Jax told us the town hall (Rathaus) and the cathedral, the Frauenkirche, survived as pilots needed landmarks to know where to drop the bombs so the most distinctive buildings were deliberately missed. The cathedral is the tallest building in Munich by far (and will remain so forever on account of building height restrictions in the city) but it did have its roof blown off and a lot of the inside was destroyed. You can tell the walls are original as they’re made of brick. If you see a brick building in Munich it’s likely to be original.

They did restore the interior but many artifacts were lost either due to the bombing or, I don’t know, looting probably. You know what people are like when they see an opportunity. These days it’s TV and trainers. Back then people were probably pushing shopping trollies full of Virgin Marys home. Nothing like being silently judged from the mantlepiece by the fruits of your frenzied theiving.

========================================================================

Go on with the passage about Munich's bombed and rebuilt landmarks, starting right after its last sentence. The entries have nothing to do with the passage on wartime Munich.

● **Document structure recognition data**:
========================================================================

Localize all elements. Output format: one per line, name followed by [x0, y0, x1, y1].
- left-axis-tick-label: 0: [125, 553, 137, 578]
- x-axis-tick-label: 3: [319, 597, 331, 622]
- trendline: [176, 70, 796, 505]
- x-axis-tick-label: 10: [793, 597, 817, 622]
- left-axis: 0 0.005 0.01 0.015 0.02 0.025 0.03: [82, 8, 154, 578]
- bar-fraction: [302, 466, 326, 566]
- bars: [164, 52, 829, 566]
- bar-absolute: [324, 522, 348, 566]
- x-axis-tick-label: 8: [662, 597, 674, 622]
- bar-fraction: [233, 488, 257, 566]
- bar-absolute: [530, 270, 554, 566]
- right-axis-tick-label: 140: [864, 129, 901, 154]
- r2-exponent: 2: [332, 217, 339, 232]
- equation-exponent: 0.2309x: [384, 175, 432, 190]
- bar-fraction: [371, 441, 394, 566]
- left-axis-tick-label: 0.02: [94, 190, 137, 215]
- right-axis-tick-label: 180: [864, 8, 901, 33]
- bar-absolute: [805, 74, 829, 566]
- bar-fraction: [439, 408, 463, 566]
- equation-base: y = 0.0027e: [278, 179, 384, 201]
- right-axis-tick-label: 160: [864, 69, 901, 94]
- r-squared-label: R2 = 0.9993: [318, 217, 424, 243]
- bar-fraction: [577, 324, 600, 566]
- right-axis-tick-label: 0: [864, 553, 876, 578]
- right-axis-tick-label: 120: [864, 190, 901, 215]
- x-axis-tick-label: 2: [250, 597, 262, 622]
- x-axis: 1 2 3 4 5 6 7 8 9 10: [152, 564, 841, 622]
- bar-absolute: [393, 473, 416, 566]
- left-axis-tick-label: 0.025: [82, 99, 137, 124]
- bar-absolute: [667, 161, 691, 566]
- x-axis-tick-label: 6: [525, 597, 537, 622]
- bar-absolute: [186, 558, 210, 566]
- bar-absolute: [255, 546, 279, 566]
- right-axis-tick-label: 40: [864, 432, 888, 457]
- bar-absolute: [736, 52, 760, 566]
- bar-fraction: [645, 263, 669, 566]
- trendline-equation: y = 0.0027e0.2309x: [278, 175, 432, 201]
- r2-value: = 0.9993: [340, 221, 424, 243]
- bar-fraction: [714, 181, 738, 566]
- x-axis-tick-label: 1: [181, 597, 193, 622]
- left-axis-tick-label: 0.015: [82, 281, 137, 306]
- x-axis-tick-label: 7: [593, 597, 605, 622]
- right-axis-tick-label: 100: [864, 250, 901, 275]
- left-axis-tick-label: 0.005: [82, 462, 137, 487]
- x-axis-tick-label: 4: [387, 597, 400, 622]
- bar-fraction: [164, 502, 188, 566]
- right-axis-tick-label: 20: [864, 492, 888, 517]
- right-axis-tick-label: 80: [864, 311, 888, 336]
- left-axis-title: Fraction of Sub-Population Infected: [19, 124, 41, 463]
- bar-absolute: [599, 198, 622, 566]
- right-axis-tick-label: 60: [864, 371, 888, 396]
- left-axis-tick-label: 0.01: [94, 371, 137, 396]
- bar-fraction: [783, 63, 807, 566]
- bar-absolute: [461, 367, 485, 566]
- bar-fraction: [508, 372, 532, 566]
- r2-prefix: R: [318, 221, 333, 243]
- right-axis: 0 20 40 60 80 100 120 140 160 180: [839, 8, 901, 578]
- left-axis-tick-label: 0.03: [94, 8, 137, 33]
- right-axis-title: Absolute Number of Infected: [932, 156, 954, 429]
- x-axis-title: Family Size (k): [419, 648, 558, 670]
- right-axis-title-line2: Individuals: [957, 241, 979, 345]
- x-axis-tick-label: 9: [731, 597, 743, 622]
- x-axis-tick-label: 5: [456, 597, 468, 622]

========================================================================

● **Answer area**:
We didn’t stay long at the Feldherrnhalle, it was covered for cleaning when we were there, but apparently it’s a replica of the Loggia Dei Lanzi in Florence. It’s also where Hitler’s attempted coup, the Beer Hall Putsch, was foiled during a shootout where 15 members of the Nazi party were killed. Obviously Hitler wasn’t one of them despite being on the front line. After being in prison for a while for treason, he decided to get to power with more legal albeit morally questionable routes and I’m pretty sure everyone knows how that ended.

One thing we did outside of this tour is something I would absolutely recommend. St Peter’s Church has a tower, Alter Peter, which you can go up for a small entrance fee. You’ve got to be able to tackle about 300 steps without dying but once you’re up there the views are spectacular. On a clear day you can see all the way to the Bavarian alps, and you get an unrivalled view of the Rathaus and the cathedral. The Rathaus does have a tower you can go up too but then you wouldn’t be able to appreciate the building in all its neo-gothic glory. Once you’ve climbed up the 300 steps you’ve got to get back down them and your knees will have opinions on this, but it really is worth the lactic acid.


There are, obviously, a metric fuck tonne more things to see and do in Munich but we spent a lot of time at Christmas markets instead. We’ll have to come back and not only because I didn’t get to eat all the food I wanted to eat. This is always a problem with city breaks. Too much food, too little time.
Jump to “Useful shit to know…”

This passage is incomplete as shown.